## start Data supplied

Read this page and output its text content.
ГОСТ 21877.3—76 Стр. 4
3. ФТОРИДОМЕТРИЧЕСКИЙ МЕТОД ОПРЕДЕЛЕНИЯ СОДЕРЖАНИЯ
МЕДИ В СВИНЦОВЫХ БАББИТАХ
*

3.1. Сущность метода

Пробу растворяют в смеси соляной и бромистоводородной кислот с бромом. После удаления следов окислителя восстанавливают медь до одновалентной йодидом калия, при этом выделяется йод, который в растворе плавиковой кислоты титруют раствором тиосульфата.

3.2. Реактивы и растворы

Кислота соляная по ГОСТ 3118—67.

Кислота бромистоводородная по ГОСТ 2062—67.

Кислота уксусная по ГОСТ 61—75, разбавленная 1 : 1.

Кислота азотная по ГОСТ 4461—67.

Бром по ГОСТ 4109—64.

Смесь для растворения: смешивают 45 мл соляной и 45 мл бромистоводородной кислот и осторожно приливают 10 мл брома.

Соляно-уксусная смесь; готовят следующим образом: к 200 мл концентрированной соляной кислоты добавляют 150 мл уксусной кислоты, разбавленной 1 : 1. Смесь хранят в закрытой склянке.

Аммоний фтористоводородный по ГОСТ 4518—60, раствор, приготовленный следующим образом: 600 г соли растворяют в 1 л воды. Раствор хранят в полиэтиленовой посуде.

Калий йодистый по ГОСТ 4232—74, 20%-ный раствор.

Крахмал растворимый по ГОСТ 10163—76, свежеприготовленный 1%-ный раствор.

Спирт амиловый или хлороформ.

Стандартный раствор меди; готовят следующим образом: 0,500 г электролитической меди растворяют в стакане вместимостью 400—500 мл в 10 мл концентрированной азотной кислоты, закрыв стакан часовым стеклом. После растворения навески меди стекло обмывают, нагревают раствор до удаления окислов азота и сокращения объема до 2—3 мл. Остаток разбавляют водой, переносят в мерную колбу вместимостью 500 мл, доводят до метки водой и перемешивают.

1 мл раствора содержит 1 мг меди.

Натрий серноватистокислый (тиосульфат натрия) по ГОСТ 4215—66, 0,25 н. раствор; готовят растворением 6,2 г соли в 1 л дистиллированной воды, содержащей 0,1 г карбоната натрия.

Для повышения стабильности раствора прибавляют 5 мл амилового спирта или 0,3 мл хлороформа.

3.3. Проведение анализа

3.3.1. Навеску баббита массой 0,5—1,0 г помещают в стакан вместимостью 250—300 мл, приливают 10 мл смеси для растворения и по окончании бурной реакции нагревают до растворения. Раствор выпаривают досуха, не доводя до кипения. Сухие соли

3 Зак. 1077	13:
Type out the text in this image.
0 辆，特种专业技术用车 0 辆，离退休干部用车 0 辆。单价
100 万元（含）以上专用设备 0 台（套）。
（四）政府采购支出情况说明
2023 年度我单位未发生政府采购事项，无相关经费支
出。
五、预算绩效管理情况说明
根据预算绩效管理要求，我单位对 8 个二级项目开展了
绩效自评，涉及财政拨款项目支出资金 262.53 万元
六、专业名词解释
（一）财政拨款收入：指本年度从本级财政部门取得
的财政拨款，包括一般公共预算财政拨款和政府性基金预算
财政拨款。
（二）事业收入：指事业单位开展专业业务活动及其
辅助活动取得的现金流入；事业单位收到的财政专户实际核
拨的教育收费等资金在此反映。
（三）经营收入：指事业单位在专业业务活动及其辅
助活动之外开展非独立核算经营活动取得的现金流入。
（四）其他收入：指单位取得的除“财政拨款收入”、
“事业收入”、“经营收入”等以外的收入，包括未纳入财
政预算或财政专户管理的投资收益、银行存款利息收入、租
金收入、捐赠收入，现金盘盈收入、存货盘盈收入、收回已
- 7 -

## end Data supplied

• **Written problem**: Each entry above needs to be retyped exactly.

• **Result for this task**:
Read this page and output its text content.
ГОСТ 21877.3—76 Стр. 4
3. ФТОРИДОМЕТРИЧЕСКИЙ МЕТОД ОПРЕДЕЛЕНИЯ СОДЕРЖАНИЯ
МЕДИ В СВИНЦОВЫХ БАББИТАХ
*

3.1. Сущность метода

Пробу растворяют в смеси соляной и бромистоводородной кислот с бромом. После удаления следов окислителя восстанавливают медь до одновалентной йодидом калия, при этом выделяется йод, который в растворе плавиковой кислоты титруют раствором тиосульфата.

3.2. Реактивы и растворы

Кислота соляная по ГОСТ 3118—67.

Кислота бромистоводородная по ГОСТ 2062—67.

Кислота уксусная по ГОСТ 61—75, разбавленная 1 : 1.

Кислота азотная по ГОСТ 4461—67.

Бром по ГОСТ 4109—64.

Смесь для растворения: смешивают 45 мл соляной и 45 мл бромистоводородной кислот и осторожно приливают 10 мл брома.

Соляно-уксусная смесь; готовят следующим образом: к 200 мл концентрированной соляной кислоты добавляют 150 мл уксусной кислоты, разбавленной 1 : 1. Смесь хранят в закрытой склянке.

Аммоний фтористоводородный по ГОСТ 4518—60, раствор, приготовленный следующим образом: 600 г соли растворяют в 1 л воды. Раствор хранят в полиэтиленовой посуде.

Калий йодистый по ГОСТ 4232—74, 20%-ный раствор.

Крахмал растворимый по ГОСТ 10163—76, свежеприготовленный 1%-ный раствор.

Спирт амиловый или хлороформ.

Стандартный раствор меди; готовят следующим образом: 0,500 г электролитической меди растворяют в стакане вместимостью 400—500 мл в 10 мл концентрированной азотной кислоты, закрыв стакан часовым стеклом. После растворения навески меди стекло обмывают, нагревают раствор до удаления окислов азота и сокращения объема до 2—3 мл. Остаток разбавляют водой, переносят в мерную колбу вместимостью 500 мл, доводят до метки водой и перемешивают.

1 мл раствора содержит 1 мг меди.

Натрий серноватистокислый (тиосульфат натрия) по ГОСТ 4215—66, 0,25 н. раствор; готовят растворением 6,2 г соли в 1 л дистиллированной воды, содержащей 0,1 г карбоната натрия.

Для повышения стабильности раствора прибавляют 5 мл амилового спирта или 0,3 мл хлороформа.

3.3. Проведение анализа

3.3.1. Навеску баббита массой 0,5—1,0 г помещают в стакан вместимостью 250—300 мл, приливают 10 мл смеси для растворения и по окончании бурной реакции нагревают до растворения. Раствор выпаривают досуха, не доводя до кипения. Сухие соли

3 Зак. 1077	13:
Type out the text in this image.
0 辆，特种专业技术用车 0 辆，离退休干部用车 0 辆。单价
100 万元（含）以上专用设备 0 台（套）。
（四）政府采购支出情况说明
2023 年度我单位未发生政府采购事项，无相关经费支
出。
五、预算绩效管理情况说明
根据预算绩效管理要求，我单位对 8 个二级项目开展了
绩效自评，涉及财政拨款项目支出资金 262.53 万元
六、专业名词解释
（一）财政拨款收入：指本年度从本级财政部门取得
的财政拨款，包括一般公共预算财政拨款和政府性基金预算
财政拨款。
（二）事业收入：指事业单位开展专业业务活动及其
辅助活动取得的现金流入；事业单位收到的财政专户实际核
拨的教育收费等资金在此反映。
（三）经营收入：指事业单位在专业业务活动及其辅
助活动之外开展非独立核算经营活动取得的现金流入。
（四）其他收入：指单位取得的除“财政拨款收入”、
“事业收入”、“经营收入”等以外的收入，包括未纳入财
政预算或财政专户管理的投资收益、银行存款利息收入、租
金收入、捐赠收入，现金盘盈收入、存货盘盈收入、收回已
- 7 -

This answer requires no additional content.